Brano scelto:

#####

Un lebbroso arriva vicino a Gesù. Era un escluso, impuro!

Doveva essere allontanato dalla convivenza umana.

Chi si avvicinava a lui rimaneva anche impuro.

 

Se vuoi, puoi guarirmi!

Di quel lebbroso non conosciamo né il volto né il nome, perché è l'uomo, ogni uomo, sbalzato a terra dal treno delle società di sempre, troppo rapide, troppo indifferenti così efficienti e perbene da essere inumane.

Una frase piena di supplica che grida il male della malattia della lebbra che lo rendeva impuro e il male della solitudine a cui era condannato dalla società e dalla religione.

Quante volte sentiamo, mascherate da altre parole o intrise di angoscia, uscire dal nostro cuore, o dal cuore di chi ci sta davanti, questo stesso grido: “non merito nulla, ho solo fame di compassione e di persone.”

 

“Mosso a compassione, stese la mano, lo toccò”

Come se gli dicesse: "per me tu non sei un escluso, ti accolgo come un fratello!"

e risana pure la malattia della lebbra dicendo: Lo voglio! Guarisci!

Per poter entrare a contatto con Gesù, il lebbroso aveva trasgredito le norme della legge. Gesù, per poter aiutare quell'escluso rivela un nuovo volto di Dio, trasgredisce le norme della sua religione e lo tocca.

Si contagia.

In quel tempo, chi toccava un lebbroso diventava impuro agli occhi delle autorità religiose e dinanzi alla legge dell'epoca.

E ancora una volta Gesù riafferma che nulla vale quanto la vita di un uomo.

 

“va’, presentati al sacerdote, e offri per la tua purificazione quello che Mosè ha ordinato, a testimonianza per loro”

Gesù non solo guarisce fisicamente ma desidera che la persona guarita possa di nuovo convivere con gli altri. Reintegra la persona nella convivenza.

Ora è compito suo dire di sì, accettare se stesso, adesso spetta a lui che non è più lebbroso stimarsi sanato e metterci del suo perché sia completa la guarigione.

Ma l’uomo non accoglie l’invito di Gesù: sano fisicamente preferisce viversi come importante “per ciò che era” e non “per chi ora può essere”…e continua a parlare di sé ”cominciò a proclamare ed a divulgare il fatto”, in qualche modo resta dipendente e non del tutto liberato.

Solo in questa prospettiva si comprende l’insistenza di Gesù: ammonendolo severamente, lo rimandò e gli disse: “Guarda di non dir niente a nessuno”.

E’ spesso più facile percorrere la strada del “renderci interessanti” per le nostre particolarità (anche negative a volte), …quel tale si sente importante a spese di Gesù e non per aver ricevuto la possibilità di poter ricostruire la sua vita.

#####

Righe fornite:
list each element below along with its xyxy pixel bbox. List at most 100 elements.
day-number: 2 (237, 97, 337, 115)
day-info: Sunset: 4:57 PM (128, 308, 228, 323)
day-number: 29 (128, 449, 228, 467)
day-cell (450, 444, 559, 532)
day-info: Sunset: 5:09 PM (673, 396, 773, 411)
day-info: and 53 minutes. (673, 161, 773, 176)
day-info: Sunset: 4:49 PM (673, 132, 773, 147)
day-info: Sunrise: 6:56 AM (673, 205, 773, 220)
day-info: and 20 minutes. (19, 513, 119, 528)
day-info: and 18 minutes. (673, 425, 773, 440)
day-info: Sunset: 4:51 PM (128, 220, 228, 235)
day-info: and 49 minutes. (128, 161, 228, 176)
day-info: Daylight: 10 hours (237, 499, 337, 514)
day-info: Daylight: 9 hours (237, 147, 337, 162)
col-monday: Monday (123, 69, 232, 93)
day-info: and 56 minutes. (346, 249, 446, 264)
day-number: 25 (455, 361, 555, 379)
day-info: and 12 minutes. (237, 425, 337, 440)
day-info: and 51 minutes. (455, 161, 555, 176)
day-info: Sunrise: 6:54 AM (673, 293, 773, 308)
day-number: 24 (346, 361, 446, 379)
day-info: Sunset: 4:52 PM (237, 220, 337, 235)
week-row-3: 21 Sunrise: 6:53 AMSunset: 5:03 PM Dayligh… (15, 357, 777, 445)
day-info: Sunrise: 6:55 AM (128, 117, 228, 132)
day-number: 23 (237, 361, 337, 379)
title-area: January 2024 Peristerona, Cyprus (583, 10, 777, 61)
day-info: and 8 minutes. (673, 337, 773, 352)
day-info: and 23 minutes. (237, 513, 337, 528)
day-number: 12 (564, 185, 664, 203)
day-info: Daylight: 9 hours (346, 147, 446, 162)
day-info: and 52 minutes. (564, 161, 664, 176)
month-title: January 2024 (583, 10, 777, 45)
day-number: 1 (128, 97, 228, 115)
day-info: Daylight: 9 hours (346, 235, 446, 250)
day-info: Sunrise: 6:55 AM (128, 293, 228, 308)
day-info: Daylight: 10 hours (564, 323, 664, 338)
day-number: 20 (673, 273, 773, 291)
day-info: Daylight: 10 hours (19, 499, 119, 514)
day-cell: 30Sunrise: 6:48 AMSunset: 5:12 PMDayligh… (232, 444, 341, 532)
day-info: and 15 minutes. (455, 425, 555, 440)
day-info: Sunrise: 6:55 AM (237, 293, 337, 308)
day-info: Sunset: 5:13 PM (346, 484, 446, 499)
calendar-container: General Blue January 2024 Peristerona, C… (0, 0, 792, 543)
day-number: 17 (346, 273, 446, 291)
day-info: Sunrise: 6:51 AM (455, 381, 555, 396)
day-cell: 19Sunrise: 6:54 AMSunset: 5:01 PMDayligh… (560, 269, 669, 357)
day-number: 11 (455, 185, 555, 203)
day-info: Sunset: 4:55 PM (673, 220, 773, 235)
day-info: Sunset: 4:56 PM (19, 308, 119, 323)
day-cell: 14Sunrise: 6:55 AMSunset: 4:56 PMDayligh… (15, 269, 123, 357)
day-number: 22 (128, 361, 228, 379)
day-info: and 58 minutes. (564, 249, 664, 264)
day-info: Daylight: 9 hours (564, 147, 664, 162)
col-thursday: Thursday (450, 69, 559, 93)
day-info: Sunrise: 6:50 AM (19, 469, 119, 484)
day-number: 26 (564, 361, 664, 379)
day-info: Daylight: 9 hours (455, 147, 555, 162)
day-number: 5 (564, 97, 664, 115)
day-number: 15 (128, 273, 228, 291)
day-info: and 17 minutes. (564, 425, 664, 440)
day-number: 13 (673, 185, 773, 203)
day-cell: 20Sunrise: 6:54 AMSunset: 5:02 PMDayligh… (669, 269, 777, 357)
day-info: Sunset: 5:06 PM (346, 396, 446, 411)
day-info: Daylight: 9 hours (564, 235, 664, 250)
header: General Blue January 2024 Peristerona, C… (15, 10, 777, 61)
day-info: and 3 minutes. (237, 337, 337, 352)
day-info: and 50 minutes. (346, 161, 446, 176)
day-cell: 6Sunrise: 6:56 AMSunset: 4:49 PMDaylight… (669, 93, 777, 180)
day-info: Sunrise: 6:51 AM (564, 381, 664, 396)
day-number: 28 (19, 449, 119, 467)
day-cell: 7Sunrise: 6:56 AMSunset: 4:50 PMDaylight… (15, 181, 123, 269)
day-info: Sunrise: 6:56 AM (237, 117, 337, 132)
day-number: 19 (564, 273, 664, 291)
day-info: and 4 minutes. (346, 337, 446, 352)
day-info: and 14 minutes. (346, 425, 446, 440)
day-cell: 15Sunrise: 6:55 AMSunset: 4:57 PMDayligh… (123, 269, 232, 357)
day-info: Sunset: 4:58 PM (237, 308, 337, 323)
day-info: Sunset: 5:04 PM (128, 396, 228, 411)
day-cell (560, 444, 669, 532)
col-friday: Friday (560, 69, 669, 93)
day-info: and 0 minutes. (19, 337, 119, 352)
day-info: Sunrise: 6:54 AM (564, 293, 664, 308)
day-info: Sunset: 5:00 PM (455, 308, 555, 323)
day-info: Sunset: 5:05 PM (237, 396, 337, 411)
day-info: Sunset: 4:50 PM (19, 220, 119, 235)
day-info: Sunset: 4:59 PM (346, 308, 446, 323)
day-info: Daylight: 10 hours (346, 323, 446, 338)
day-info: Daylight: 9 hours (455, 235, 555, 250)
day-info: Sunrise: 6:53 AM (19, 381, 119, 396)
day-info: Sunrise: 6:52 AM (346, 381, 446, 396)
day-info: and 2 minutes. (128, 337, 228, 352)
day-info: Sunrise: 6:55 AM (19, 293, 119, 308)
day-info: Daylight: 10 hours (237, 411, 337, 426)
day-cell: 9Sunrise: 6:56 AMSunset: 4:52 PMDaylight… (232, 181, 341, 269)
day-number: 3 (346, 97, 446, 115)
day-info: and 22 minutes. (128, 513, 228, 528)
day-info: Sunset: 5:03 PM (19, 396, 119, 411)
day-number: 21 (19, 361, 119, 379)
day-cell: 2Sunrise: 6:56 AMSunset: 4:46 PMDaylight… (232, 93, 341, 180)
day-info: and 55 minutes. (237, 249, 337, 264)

#####

Compiti da svolgere:
[A] Nella parte del brano sul lebbroso che si apre con le parole "e risana pure" e si chiude con "di un uomo.", rinomina "lebbroso" in "malato" e riporta il passo così modificato.
[B] Elenca gli aggettivi con cui il brano sul lebbroso descrive le società nella frase che comincia con "Di quel lebbroso".
[C] Riprendi il brano sul lebbroso guarito da Gesù e proseguilo dopo la sua ultima frase.
Le righe provengono da un'altra fonte.

Compiti svolti:
[A]
e risana pure la malattia della lebbra dicendo: Lo voglio! Guarisci!

Per poter entrare a contatto con Gesù, il malato aveva trasgredito le norme della legge. Gesù, per poter aiutare quell'escluso rivela un nuovo volto di Dio, trasgredisce le norme della sua religione e lo tocca.

Si contagia.

In quel tempo, chi toccava un malato diventava impuro agli occhi delle autorità religiose e dinanzi alla legge dell'epoca.

E ancora una volta Gesù riafferma che nulla vale quanto la vita di un uomo.

[B] rapide, indifferenti, efficienti, perbene, inumane

[C]
Gesù desiderava una guarigione profonda e autentica che potesse toccare anche l’anima oltre che il corpo, l’uomo dovrà ancora camminare per trovare la libertà interiore.

 

“se ne stava fuori, in luoghi deserti, e venivano a lui da ogni parte”.

Marco indica che alla gente non importavano poi molto delle norme ufficiali e religiose, così rigide, sulla purezza, quando si trattava di vita, di dignità e di speranza.

Invito liberante per me in questa domenica: per portare la “Buona Novella” alla gente non guadagno nulla nel fermarmi alla paura di trasgredire le norme religiose o sociali quando sono contrarie al progetto di Dio, tutto ciò che rende difficile la comunicazione, il dialogo ed il vissuto dell'amore.

 

E dopo questa scorsa sul vangelo ancora, e in modo prepotente, a nome mio (di tutti noi?) il lebbroso domanda: ma qual è il senso della vita?

Che cosa vuole veramente Dio da questa carne sfatta, da questo corpo (cuore) piagato?

Che senso si può trovare dall'immenso pianto del mondo?

 

Avverto una muta rabbia che sale dal profondo (forse una delle poche ribellioni di cui ancora son capace) quando a tutt’oggi il dolore viene contrabbandato come volontà di Dio, necessario per la sua gloria e la nostra salvezza.

Dio vuole figli guariti. A me dice: “lo voglio, guarisci!” A Lazzaro: “lo voglio, vieni fuori!” Alla ragazza: “talità kum, lo voglio, alzati!”

 

Dio è guarigione, non ha creato la morte, né la lebbra, né la guerra.

 

Confesso le mie incertezze e le mie lacrime: non conosco i modi in cui Dio è guarigione.

So che non lo farà moltiplicando i miracoli.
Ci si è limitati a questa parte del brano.